*** Input ***

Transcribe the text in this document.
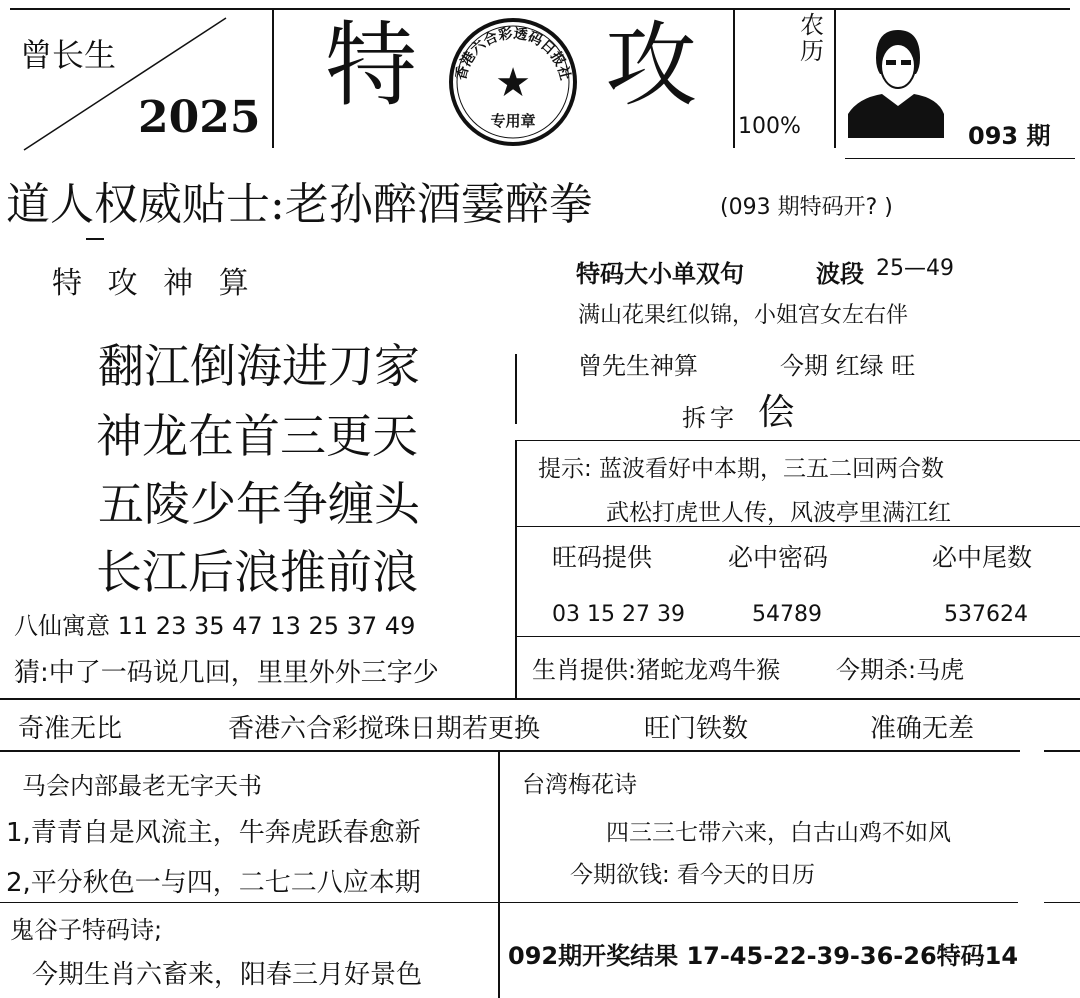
曾长生
2025 特 攻
香港六合彩透码日报社
★
专用章
农历
100%	093 期
道人权威贴士:老孙醉酒霎醉拳	(093 期特码开? )
特 攻 神 算
翻江倒海进刀家
神龙在首三更天
五陵少年争缠头
长江后浪推前浪
八仙寓意 11 23 35 47 13 25 37 49
猜:中了一码说几回，里里外外三字少
特码大小单双句	波段 25—49
满山花果红似锦，小姐宫女左右伴
曾先生神算	今期 红绿 旺
拆字 侩
提示: 蓝波看好中本期，三五二回两合数
武松打虎世人传，风波亭里满江红
旺码提供	必中密码	必中尾数
03 15 27 39	54789	537624
生肖提供:猪蛇龙鸡牛猴 今期杀:马虎
奇准无比	香港六合彩搅珠日期若更换	旺门铁数	准确无差
马会内部最老无字天书
1,青青自是风流主，牛奔虎跃春愈新
2,平分秋色一与四，二七二八应本期
鬼谷子特码诗;
今期生肖六畜来，阳春三月好景色
台湾梅花诗
四三三七带六来，白古山鸡不如风
今期欲钱: 看今天的日历
092期开奖结果 17-45-22-39-36-26特码14
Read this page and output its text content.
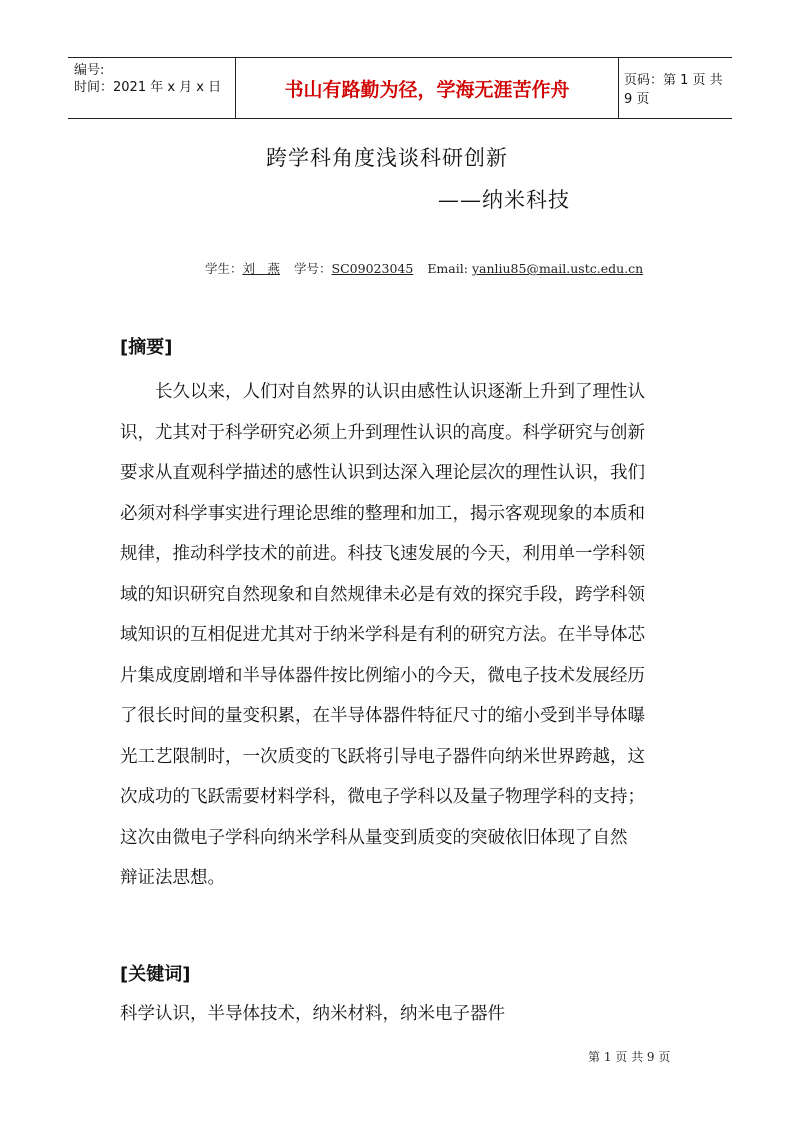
编号:
时间：2021 年 x 月 x 日	书山有路勤为径，学海无涯苦作舟	页码：第 1 页 共 9 页
跨学科角度浅谈科研创新
——纳米科技
学生：刘　燕 学号：SC09023045 Email: yanliu85@mail.ustc.edu.cn
[摘要]
长久以来，人们对自然界的认识由感性认识逐渐上升到了理性认
识，尤其对于科学研究必须上升到理性认识的高度。科学研究与创新
要求从直观科学描述的感性认识到达深入理论层次的理性认识，我们
必须对科学事实进行理论思维的整理和加工，揭示客观现象的本质和
规律，推动科学技术的前进。科技飞速发展的今天，利用单一学科领
域的知识研究自然现象和自然规律未必是有效的探究手段，跨学科领
域知识的互相促进尤其对于纳米学科是有利的研究方法。在半导体芯
片集成度剧增和半导体器件按比例缩小的今天，微电子技术发展经历
了很长时间的量变积累，在半导体器件特征尺寸的缩小受到半导体曝
光工艺限制时，一次质变的飞跃将引导电子器件向纳米世界跨越，这
次成功的飞跃需要材料学科，微电子学科以及量子物理学科的支持；
这次由微电子学科向纳米学科从量变到质变的突破依旧体现了自然
辩证法思想。
[关键词]
科学认识，半导体技术，纳米材料，纳米电子器件
第 1 页 共 9 页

***

Copy out each line in the listing that has the word "this".

Reply.
Transcribe the text in this document.
Read this page and output its text content.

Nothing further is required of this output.